------ Input records

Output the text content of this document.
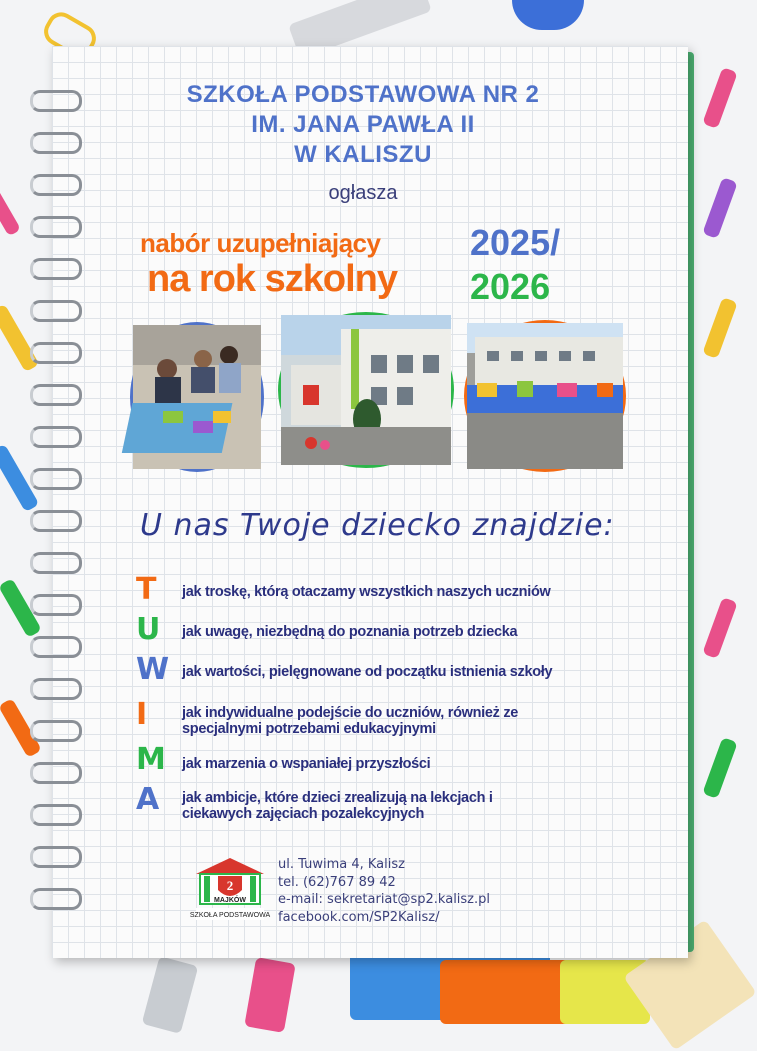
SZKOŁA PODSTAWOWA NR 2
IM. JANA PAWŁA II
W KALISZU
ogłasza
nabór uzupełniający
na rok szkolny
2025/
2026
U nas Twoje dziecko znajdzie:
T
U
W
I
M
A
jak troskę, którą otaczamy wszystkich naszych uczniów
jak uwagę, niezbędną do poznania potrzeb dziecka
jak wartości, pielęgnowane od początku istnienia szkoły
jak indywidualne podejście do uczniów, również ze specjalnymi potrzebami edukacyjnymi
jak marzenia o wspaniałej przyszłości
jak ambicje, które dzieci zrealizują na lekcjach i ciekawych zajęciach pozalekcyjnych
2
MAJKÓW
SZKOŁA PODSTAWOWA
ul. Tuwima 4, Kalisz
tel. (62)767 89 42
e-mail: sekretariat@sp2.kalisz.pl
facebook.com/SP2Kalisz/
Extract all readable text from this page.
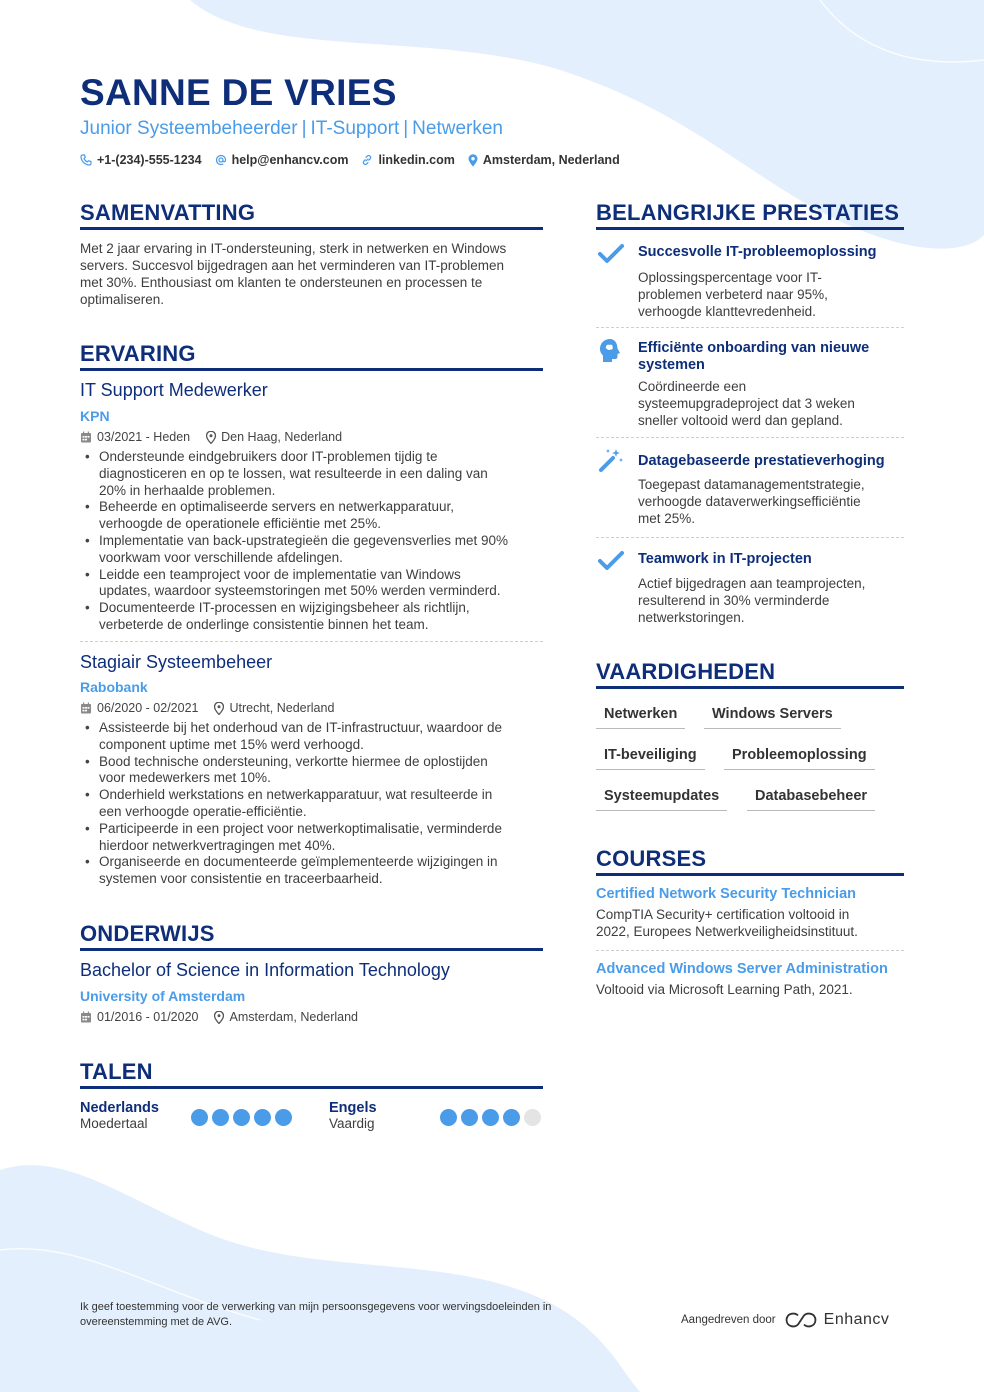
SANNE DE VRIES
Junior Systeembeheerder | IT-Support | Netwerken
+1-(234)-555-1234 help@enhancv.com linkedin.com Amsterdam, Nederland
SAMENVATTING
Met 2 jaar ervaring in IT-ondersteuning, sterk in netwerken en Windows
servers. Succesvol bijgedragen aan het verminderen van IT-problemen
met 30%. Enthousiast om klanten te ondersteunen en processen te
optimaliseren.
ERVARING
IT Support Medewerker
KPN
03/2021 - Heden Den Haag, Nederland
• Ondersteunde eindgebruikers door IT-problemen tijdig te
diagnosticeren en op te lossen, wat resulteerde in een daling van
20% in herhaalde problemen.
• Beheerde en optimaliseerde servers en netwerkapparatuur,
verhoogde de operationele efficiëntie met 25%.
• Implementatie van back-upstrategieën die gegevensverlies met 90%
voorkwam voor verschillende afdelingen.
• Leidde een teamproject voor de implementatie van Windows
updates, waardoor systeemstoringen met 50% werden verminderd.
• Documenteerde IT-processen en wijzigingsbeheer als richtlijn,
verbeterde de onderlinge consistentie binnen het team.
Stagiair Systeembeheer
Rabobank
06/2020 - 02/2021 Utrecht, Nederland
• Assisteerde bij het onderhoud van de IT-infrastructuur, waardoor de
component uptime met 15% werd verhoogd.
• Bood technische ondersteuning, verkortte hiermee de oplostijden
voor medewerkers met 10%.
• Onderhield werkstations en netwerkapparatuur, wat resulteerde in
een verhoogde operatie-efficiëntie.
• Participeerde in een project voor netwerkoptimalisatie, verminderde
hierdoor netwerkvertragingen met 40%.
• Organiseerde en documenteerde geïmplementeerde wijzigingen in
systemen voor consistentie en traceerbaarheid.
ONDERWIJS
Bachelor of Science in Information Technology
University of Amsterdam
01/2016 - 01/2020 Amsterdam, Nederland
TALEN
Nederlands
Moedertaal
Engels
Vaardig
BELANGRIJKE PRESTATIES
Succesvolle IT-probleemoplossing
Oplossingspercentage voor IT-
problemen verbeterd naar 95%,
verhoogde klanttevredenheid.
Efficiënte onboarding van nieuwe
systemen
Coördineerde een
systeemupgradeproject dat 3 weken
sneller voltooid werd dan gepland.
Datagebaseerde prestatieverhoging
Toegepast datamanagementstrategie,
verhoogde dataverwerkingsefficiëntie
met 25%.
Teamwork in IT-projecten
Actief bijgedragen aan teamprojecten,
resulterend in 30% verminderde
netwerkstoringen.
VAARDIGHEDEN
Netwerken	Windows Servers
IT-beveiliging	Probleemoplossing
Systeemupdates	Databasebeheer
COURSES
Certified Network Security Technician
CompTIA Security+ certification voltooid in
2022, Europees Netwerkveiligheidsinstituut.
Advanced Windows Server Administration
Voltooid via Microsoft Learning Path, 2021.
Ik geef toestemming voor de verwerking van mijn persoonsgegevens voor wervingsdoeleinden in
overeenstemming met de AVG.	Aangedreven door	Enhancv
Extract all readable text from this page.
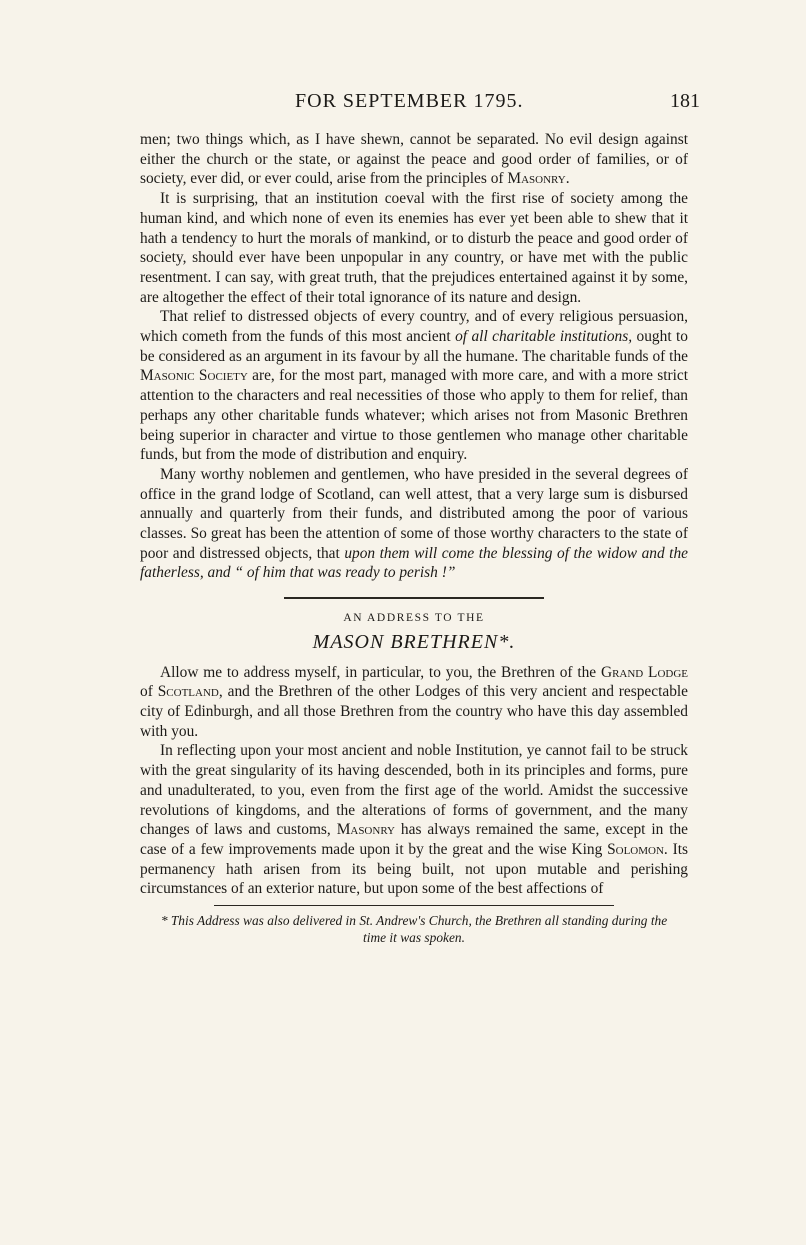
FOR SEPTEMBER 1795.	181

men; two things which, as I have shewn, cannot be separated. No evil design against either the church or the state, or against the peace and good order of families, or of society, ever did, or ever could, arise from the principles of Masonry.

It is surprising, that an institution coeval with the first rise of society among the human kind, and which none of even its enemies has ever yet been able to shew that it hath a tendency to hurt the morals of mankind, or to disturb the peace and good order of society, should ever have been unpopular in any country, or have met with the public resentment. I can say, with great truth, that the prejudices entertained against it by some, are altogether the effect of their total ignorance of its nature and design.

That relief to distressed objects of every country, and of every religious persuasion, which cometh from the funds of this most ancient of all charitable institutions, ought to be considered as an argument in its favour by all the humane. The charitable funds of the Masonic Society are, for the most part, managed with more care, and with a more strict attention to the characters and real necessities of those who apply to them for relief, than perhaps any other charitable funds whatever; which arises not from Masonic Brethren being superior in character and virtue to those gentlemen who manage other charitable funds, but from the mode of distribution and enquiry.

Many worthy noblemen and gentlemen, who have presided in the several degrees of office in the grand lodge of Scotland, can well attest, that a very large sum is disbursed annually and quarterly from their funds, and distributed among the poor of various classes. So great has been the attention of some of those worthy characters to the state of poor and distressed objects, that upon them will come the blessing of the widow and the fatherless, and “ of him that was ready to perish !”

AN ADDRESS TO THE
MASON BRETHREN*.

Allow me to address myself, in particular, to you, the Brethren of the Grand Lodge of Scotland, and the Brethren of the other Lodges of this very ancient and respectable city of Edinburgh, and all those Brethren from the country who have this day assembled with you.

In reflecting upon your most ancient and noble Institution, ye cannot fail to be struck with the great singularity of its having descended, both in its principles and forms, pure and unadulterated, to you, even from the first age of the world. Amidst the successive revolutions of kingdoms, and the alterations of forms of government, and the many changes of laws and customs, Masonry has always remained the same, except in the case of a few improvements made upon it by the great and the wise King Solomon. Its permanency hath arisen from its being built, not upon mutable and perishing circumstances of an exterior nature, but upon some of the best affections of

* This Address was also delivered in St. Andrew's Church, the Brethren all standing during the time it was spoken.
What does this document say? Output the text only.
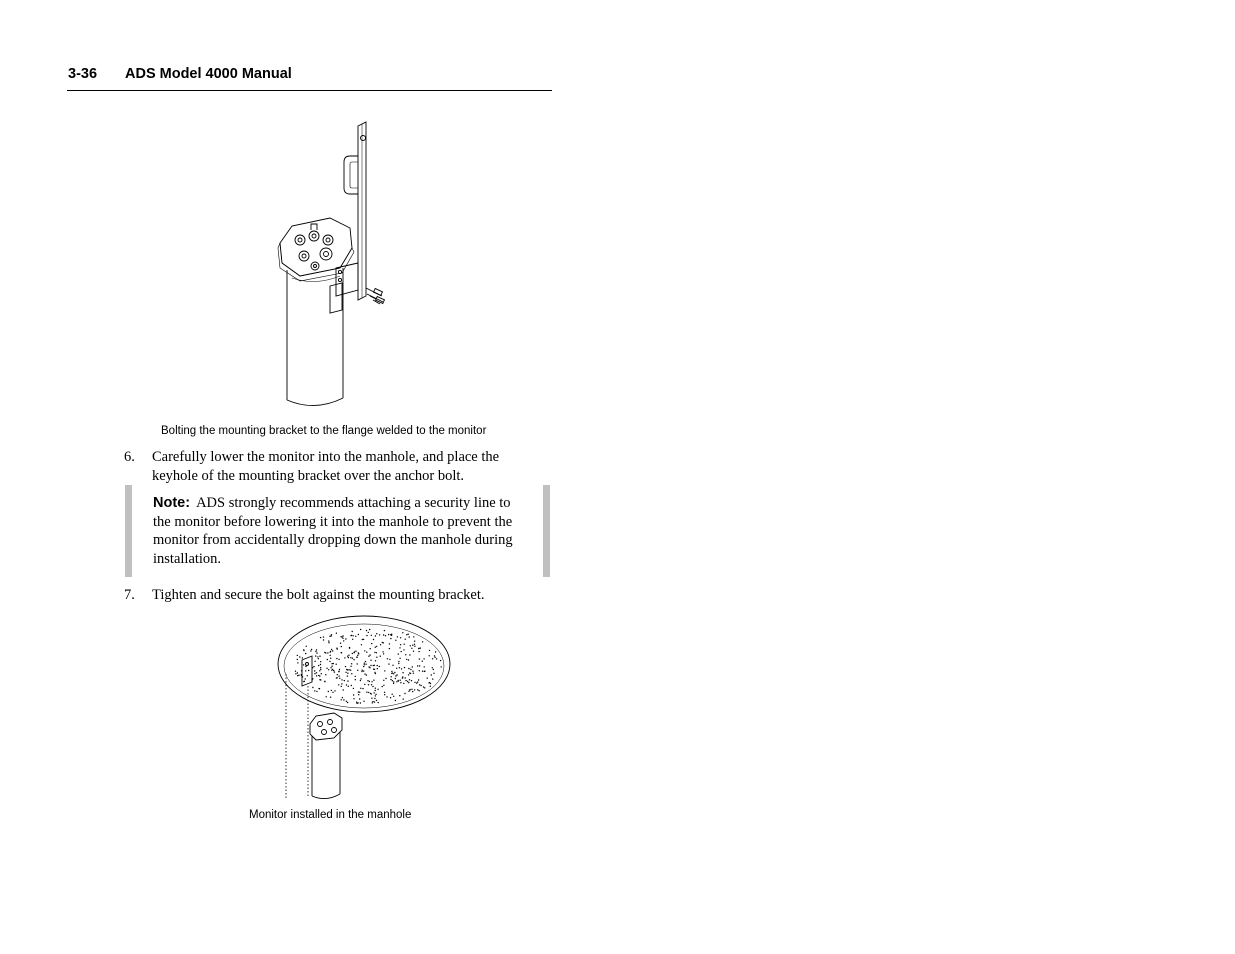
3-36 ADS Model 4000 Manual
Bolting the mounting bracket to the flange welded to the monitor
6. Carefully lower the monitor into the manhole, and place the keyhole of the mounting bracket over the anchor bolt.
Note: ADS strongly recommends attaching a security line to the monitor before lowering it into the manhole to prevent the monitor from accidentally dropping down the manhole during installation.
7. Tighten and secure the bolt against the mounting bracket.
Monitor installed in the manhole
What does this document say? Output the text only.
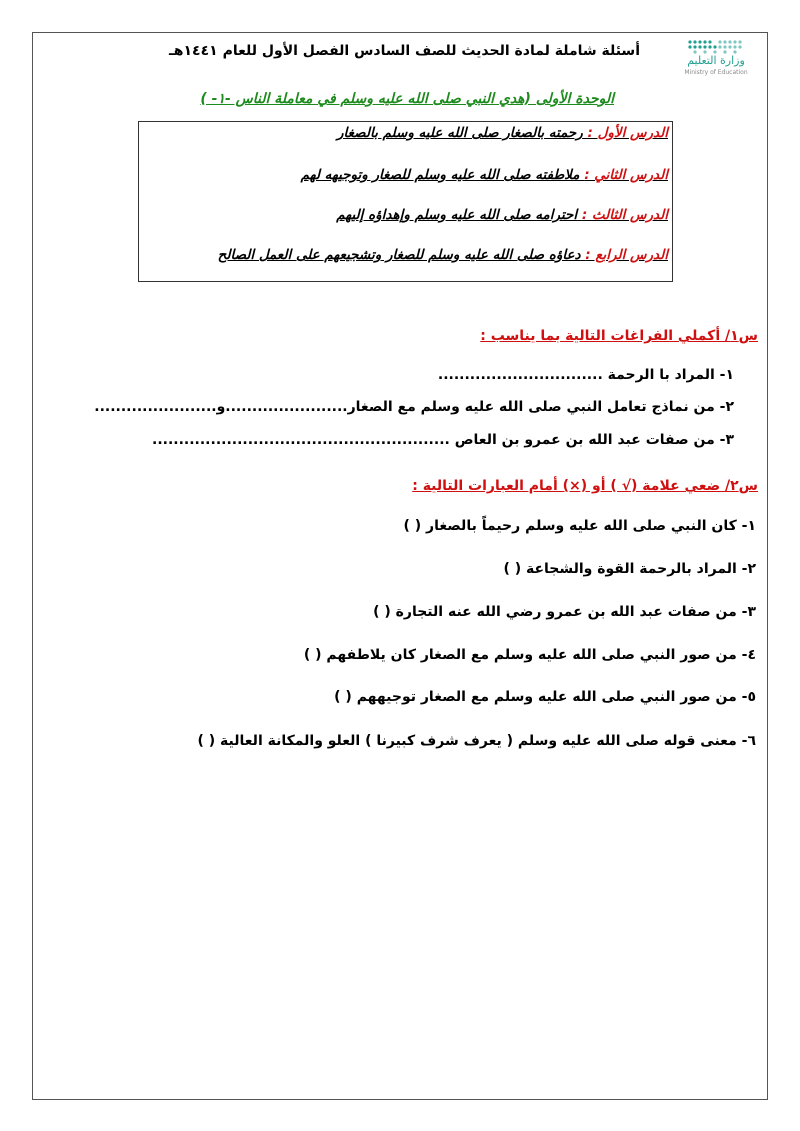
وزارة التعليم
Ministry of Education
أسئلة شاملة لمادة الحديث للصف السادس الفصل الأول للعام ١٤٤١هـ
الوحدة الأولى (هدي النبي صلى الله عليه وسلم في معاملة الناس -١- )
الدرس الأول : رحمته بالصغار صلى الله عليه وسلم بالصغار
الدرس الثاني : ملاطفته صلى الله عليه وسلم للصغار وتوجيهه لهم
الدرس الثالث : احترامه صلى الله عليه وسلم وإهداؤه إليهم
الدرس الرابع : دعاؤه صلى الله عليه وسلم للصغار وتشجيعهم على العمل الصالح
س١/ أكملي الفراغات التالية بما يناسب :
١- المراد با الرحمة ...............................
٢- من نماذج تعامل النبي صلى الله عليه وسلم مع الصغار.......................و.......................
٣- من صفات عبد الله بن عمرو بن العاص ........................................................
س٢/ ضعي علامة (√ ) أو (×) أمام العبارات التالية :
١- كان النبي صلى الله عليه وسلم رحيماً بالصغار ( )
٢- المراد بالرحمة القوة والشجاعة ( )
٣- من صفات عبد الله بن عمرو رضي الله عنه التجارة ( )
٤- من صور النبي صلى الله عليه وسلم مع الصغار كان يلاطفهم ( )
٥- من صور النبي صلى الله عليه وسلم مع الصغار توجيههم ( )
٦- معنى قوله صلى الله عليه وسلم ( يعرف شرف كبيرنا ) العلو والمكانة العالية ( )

------------

Consider the entries above and return each line with the string "صفات".

__Output__:
٣- من صفات عبد الله بن عمرو بن العاص ........................................................
٣- من صفات عبد الله بن عمرو رضي الله عنه التجارة ( )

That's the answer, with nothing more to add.